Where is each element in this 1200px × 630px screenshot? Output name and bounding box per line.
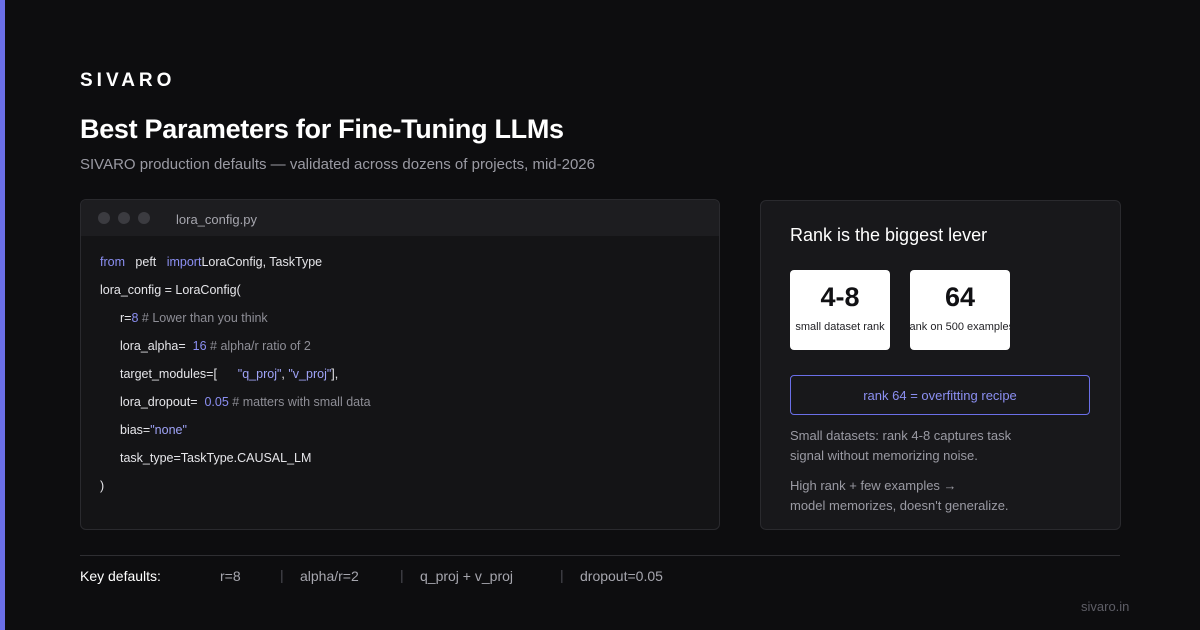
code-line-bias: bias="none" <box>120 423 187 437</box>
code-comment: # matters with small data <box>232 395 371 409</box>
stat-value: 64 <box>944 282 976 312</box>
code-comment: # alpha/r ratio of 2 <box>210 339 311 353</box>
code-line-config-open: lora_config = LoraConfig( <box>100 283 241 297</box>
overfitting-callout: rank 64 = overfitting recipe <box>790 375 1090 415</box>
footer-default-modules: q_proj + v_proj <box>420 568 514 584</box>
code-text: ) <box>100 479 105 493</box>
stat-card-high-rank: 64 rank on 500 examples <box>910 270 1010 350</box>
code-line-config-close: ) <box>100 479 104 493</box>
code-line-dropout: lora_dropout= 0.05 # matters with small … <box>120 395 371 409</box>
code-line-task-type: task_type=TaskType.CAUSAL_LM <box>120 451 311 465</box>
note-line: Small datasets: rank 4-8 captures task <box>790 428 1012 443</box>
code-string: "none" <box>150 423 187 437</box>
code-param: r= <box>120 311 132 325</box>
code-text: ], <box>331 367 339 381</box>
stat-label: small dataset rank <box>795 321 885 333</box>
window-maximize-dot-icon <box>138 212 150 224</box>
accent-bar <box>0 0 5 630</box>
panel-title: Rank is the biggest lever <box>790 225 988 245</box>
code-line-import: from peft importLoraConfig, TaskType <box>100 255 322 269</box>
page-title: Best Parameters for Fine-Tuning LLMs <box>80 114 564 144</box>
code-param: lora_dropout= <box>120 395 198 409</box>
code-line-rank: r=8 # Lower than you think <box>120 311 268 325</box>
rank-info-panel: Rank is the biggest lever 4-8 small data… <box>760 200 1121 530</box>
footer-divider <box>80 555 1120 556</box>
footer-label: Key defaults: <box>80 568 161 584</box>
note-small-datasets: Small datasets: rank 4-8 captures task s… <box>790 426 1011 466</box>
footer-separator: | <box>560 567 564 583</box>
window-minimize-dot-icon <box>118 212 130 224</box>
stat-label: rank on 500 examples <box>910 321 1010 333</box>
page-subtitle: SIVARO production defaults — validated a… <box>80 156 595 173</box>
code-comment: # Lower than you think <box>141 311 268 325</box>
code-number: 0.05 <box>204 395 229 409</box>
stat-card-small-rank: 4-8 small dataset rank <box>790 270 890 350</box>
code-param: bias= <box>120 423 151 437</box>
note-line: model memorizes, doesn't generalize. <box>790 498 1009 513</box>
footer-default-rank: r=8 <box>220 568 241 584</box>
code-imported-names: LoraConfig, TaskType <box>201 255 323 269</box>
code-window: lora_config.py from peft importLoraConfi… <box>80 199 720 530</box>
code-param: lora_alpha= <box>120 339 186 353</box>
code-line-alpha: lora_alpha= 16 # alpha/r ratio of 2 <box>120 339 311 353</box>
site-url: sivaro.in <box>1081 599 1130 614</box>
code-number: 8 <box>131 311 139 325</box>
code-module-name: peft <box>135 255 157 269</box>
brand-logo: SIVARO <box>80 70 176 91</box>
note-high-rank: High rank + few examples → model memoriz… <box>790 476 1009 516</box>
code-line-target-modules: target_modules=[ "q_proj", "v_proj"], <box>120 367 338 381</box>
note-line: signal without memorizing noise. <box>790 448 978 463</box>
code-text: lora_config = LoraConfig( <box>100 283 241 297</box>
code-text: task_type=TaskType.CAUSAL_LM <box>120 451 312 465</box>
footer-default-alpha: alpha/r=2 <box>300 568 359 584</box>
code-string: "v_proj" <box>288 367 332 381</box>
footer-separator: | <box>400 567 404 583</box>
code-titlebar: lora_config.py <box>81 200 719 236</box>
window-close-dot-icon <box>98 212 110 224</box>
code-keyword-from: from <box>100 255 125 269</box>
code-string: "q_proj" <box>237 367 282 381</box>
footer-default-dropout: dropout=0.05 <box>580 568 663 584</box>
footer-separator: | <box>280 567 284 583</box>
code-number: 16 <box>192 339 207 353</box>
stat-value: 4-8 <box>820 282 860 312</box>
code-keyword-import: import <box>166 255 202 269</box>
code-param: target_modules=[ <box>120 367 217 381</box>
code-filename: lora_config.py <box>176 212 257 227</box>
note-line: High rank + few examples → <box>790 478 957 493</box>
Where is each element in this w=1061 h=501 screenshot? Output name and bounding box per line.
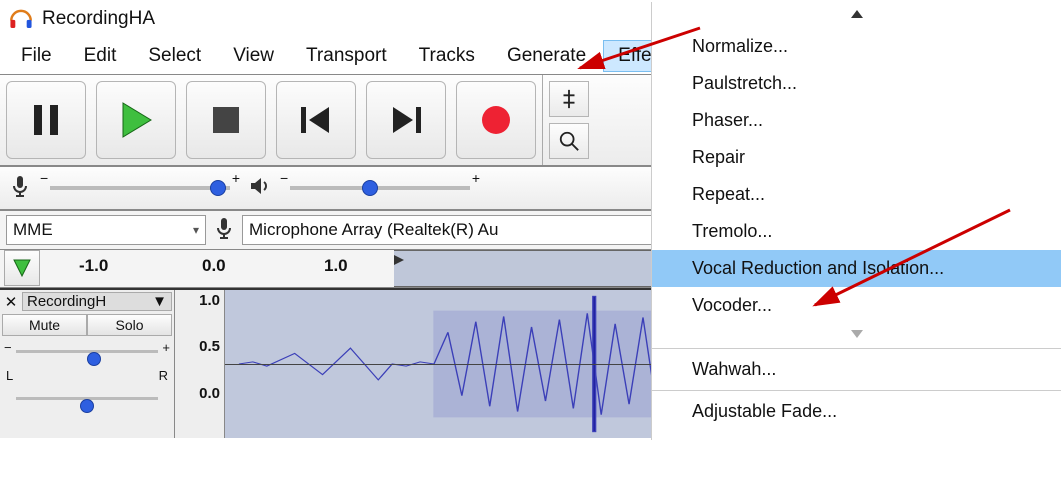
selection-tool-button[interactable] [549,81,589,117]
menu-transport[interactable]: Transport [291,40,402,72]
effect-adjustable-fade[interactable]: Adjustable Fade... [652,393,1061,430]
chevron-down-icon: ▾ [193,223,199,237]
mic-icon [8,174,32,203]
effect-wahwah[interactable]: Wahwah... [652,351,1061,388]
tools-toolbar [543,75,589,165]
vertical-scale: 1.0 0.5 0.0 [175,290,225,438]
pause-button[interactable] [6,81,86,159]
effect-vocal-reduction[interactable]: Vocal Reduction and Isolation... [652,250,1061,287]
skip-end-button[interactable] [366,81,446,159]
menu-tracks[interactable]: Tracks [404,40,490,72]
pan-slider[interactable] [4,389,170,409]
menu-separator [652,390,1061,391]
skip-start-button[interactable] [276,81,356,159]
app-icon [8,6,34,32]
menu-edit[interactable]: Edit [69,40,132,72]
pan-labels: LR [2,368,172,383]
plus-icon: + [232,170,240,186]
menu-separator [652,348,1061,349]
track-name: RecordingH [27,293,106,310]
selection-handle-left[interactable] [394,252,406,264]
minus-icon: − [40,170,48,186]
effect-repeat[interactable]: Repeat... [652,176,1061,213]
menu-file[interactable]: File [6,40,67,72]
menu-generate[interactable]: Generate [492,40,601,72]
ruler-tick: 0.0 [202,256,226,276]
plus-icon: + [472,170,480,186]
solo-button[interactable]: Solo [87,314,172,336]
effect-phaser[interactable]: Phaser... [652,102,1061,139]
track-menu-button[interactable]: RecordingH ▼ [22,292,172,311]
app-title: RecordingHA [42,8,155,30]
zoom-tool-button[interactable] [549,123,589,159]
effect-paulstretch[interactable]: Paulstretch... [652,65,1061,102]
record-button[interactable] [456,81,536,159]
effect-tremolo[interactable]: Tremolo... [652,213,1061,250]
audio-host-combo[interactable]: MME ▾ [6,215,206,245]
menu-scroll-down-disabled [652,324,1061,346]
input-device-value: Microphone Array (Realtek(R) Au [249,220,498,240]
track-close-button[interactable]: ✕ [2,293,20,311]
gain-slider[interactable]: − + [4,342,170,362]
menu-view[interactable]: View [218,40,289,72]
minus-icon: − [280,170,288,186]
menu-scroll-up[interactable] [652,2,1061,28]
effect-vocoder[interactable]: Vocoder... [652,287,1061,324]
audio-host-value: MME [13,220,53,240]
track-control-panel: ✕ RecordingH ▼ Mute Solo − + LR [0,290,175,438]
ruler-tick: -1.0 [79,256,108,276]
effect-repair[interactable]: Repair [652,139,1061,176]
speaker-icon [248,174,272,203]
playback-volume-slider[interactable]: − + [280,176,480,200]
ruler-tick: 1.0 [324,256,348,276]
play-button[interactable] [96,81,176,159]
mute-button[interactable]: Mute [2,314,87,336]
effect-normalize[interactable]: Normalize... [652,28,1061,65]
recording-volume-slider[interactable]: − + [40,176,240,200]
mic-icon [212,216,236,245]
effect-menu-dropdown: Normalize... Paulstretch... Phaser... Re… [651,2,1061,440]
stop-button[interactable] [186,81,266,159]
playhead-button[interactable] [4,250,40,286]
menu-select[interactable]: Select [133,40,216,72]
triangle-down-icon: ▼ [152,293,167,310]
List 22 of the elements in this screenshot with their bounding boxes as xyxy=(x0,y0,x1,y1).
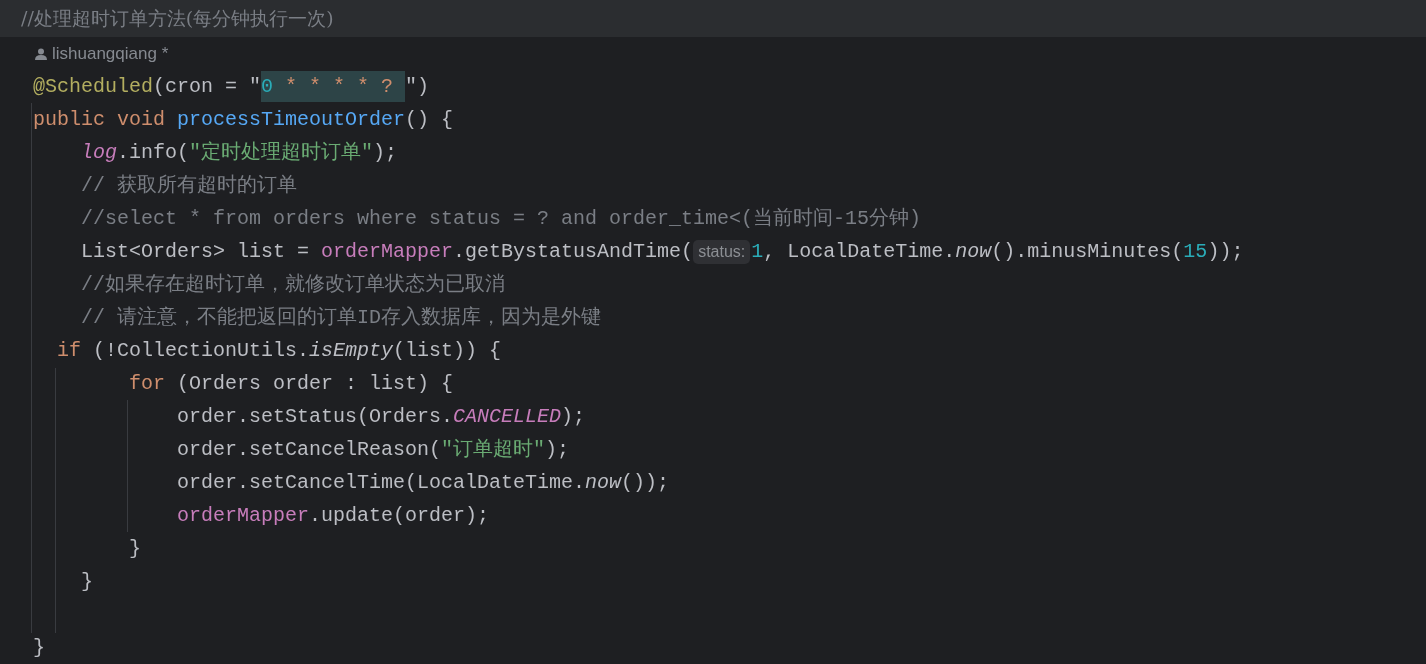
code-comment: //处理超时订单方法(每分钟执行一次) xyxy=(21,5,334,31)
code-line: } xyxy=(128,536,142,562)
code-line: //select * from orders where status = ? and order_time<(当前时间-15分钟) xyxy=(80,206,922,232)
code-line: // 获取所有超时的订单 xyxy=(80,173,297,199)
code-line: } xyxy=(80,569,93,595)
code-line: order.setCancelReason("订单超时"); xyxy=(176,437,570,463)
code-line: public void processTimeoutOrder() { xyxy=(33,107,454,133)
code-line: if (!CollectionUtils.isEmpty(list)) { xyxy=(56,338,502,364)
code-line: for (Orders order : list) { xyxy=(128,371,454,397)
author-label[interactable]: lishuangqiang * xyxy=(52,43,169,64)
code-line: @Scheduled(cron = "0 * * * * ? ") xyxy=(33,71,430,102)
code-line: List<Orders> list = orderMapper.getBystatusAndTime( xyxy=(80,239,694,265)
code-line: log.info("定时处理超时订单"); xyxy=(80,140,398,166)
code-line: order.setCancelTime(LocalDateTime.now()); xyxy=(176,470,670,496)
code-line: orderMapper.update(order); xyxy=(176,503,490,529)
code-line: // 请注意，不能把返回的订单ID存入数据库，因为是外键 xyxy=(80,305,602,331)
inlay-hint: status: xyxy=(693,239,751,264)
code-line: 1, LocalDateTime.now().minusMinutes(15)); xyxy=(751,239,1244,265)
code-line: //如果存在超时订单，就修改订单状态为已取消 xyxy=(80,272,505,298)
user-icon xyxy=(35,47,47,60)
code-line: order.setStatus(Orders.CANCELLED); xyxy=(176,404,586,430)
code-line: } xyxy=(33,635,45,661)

________

### EXERCISE GOAL
List every line of the listing above that contains the word "biggest", copying each one in full.

### WRITTEN REPLY
panel-title: Rank is the biggest lever <box>790 225 988 245</box>
rank-info-panel: Rank is the biggest lever 4-8 small data… <box>760 200 1121 530</box>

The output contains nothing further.